*WRITTEN PROBLEM:*
Type out the complete listing below word for word, without its pictures.

--- Begin ---

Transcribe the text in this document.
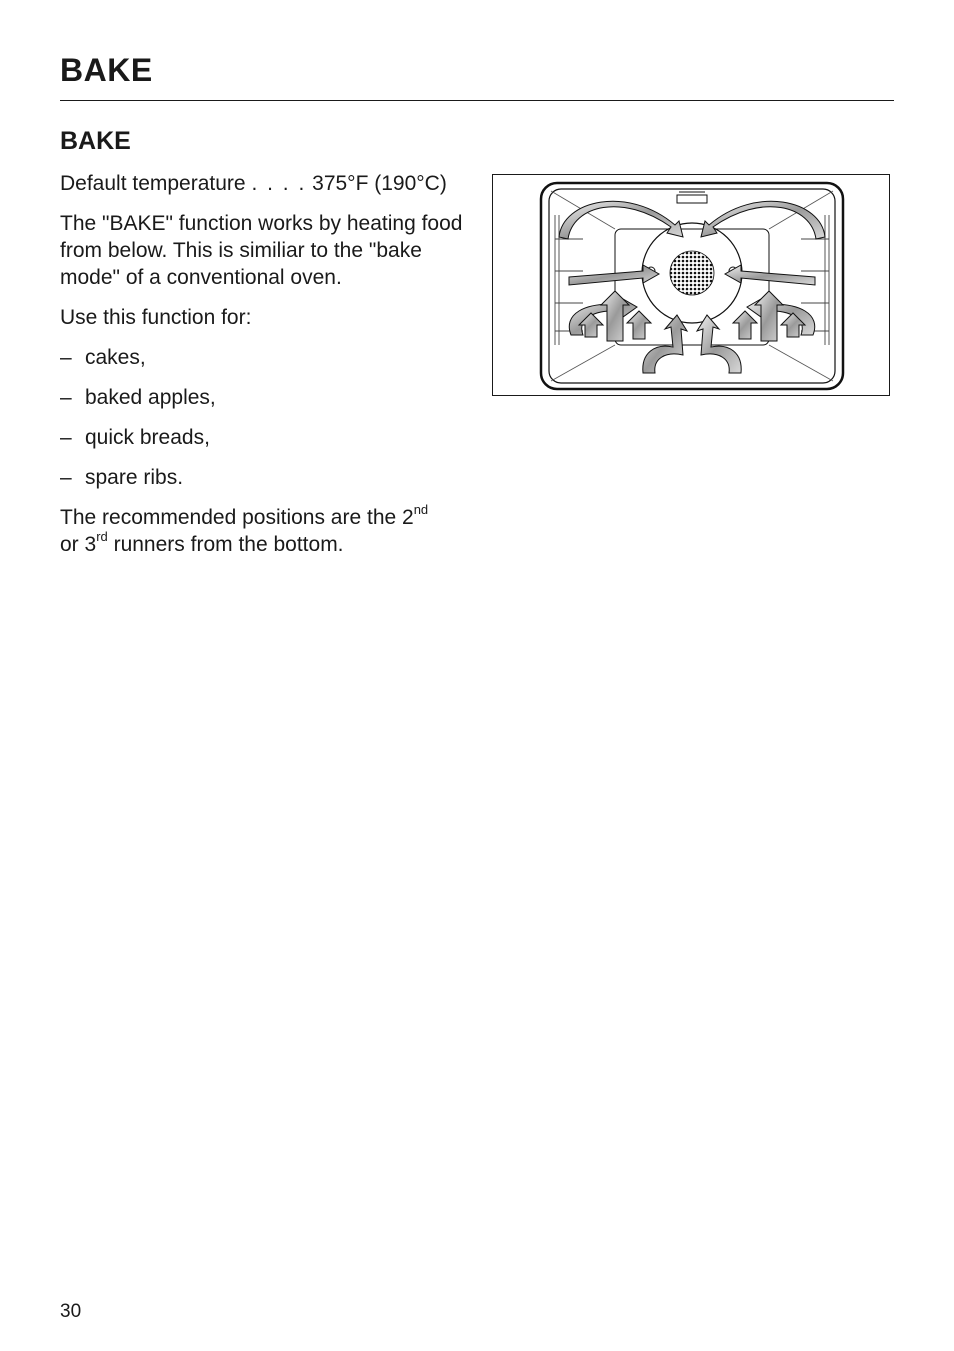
BAKE
BAKE

Default temperature . . . . 375°F (190°C)

The "BAKE" function works by heating food from below. This is similiar to the "bake mode" of a conventional oven.

Use this function for:

– cakes,
– baked apples,
– quick breads,
– spare ribs.

The recommended positions are the 2nd
or 3rd runners from the bottom.

30
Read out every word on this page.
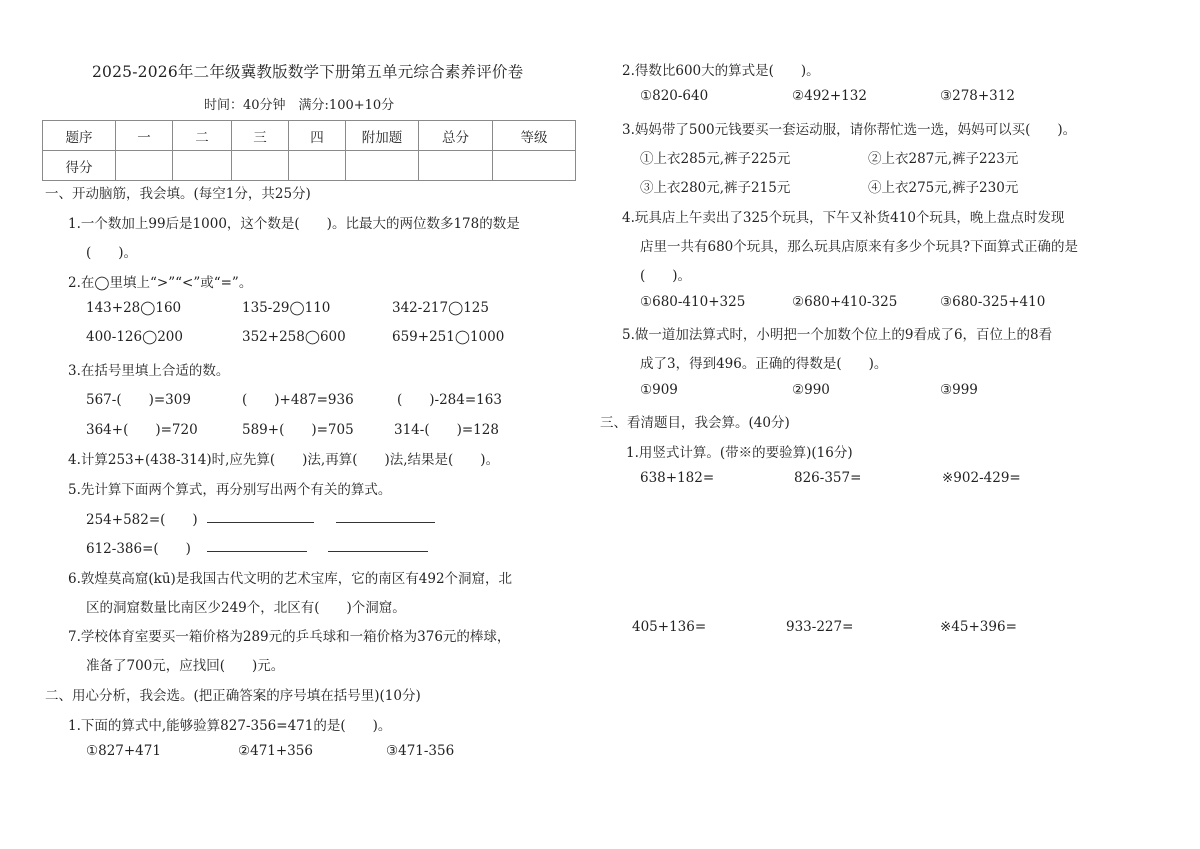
2025-2026年二年级冀教版数学下册第五单元综合素养评价卷
时间：40分钟　满分:100+10分
题序	一	二	三	四	附加题	总分	等级
得分							
一、开动脑筋，我会填。(每空1分，共25分)
1.一个数加上99后是1000，这个数是(　　)。比最大的两位数多178的数是
(　　)。
2.在◯里填上“>”“<”或“=”。
143+28◯160	135-29◯110	342-217◯125
400-126◯200	352+258◯600	659+251◯1000
3.在括号里填上合适的数。
567-(　　)=309	(　　)+487=936	(　　)-284=163
364+(　　)=720	589+(　　)=705	314-(　　)=128
4.计算253+(438-314)时,应先算(　　)法,再算(　　)法,结果是(　　)。
5.先计算下面两个算式，再分别写出两个有关的算式。
254+582=(　　)
612-386=(　　)
6.敦煌莫高窟(kū)是我国古代文明的艺术宝库，它的南区有492个洞窟，北
区的洞窟数量比南区少249个，北区有(　　)个洞窟。
7.学校体育室要买一箱价格为289元的乒乓球和一箱价格为376元的棒球，
准备了700元，应找回(　　)元。
二、用心分析，我会选。(把正确答案的序号填在括号里)(10分)
1.下面的算式中,能够验算827-356=471的是(　　)。
①827+471	②471+356	③471-356
2.得数比600大的算式是(　　)。
①820-640	②492+132	③278+312
3.妈妈带了500元钱要买一套运动服，请你帮忙选一选，妈妈可以买(　　)。
①上衣285元,裤子225元	②上衣287元,裤子223元
③上衣280元,裤子215元	④上衣275元,裤子230元
4.玩具店上午卖出了325个玩具，下午又补货410个玩具，晚上盘点时发现
店里一共有680个玩具，那么玩具店原来有多少个玩具?下面算式正确的是
(　　)。
①680-410+325	②680+410-325	③680-325+410
5.做一道加法算式时，小明把一个加数个位上的9看成了6，百位上的8看
成了3，得到496。正确的得数是(　　)。
①909	②990	③999
三、看清题目，我会算。(40分)
1.用竖式计算。(带※的要验算)(16分)
638+182=	826-357=	※902-429=
405+136=	933-227=	※45+396=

--- End ---

*TASK RESULT:*
Transcribe the text in this document.
BAKE
BAKE

Default temperature . . . . 375°F (190°C)

The "BAKE" function works by heating food from below. This is similiar to the "bake mode" of a conventional oven.

Use this function for:

– cakes,
– baked apples,
– quick breads,
– spare ribs.

The recommended positions are the 2nd
or 3rd runners from the bottom.

30
Read out every word on this page.
2025-2026年二年级冀教版数学下册第五单元综合素养评价卷
时间：40分钟　满分:100+10分
题序	一	二	三	四	附加题	总分	等级
得分							
一、开动脑筋，我会填。(每空1分，共25分)
1.一个数加上99后是1000，这个数是(　　)。比最大的两位数多178的数是
(　　)。
2.在◯里填上“>”“<”或“=”。
143+28◯160	135-29◯110	342-217◯125
400-126◯200	352+258◯600	659+251◯1000
3.在括号里填上合适的数。
567-(　　)=309	(　　)+487=936	(　　)-284=163
364+(　　)=720	589+(　　)=705	314-(　　)=128
4.计算253+(438-314)时,应先算(　　)法,再算(　　)法,结果是(　　)。
5.先计算下面两个算式，再分别写出两个有关的算式。
254+582=(　　)
612-386=(　　)
6.敦煌莫高窟(kū)是我国古代文明的艺术宝库，它的南区有492个洞窟，北
区的洞窟数量比南区少249个，北区有(　　)个洞窟。
7.学校体育室要买一箱价格为289元的乒乓球和一箱价格为376元的棒球，
准备了700元，应找回(　　)元。
二、用心分析，我会选。(把正确答案的序号填在括号里)(10分)
1.下面的算式中,能够验算827-356=471的是(　　)。
①827+471	②471+356	③471-356
2.得数比600大的算式是(　　)。
①820-640	②492+132	③278+312
3.妈妈带了500元钱要买一套运动服，请你帮忙选一选，妈妈可以买(　　)。
①上衣285元,裤子225元	②上衣287元,裤子223元
③上衣280元,裤子215元	④上衣275元,裤子230元
4.玩具店上午卖出了325个玩具，下午又补货410个玩具，晚上盘点时发现
店里一共有680个玩具，那么玩具店原来有多少个玩具?下面算式正确的是
(　　)。
①680-410+325	②680+410-325	③680-325+410
5.做一道加法算式时，小明把一个加数个位上的9看成了6，百位上的8看
成了3，得到496。正确的得数是(　　)。
①909	②990	③999
三、看清题目，我会算。(40分)
1.用竖式计算。(带※的要验算)(16分)
638+182=	826-357=	※902-429=
405+136=	933-227=	※45+396=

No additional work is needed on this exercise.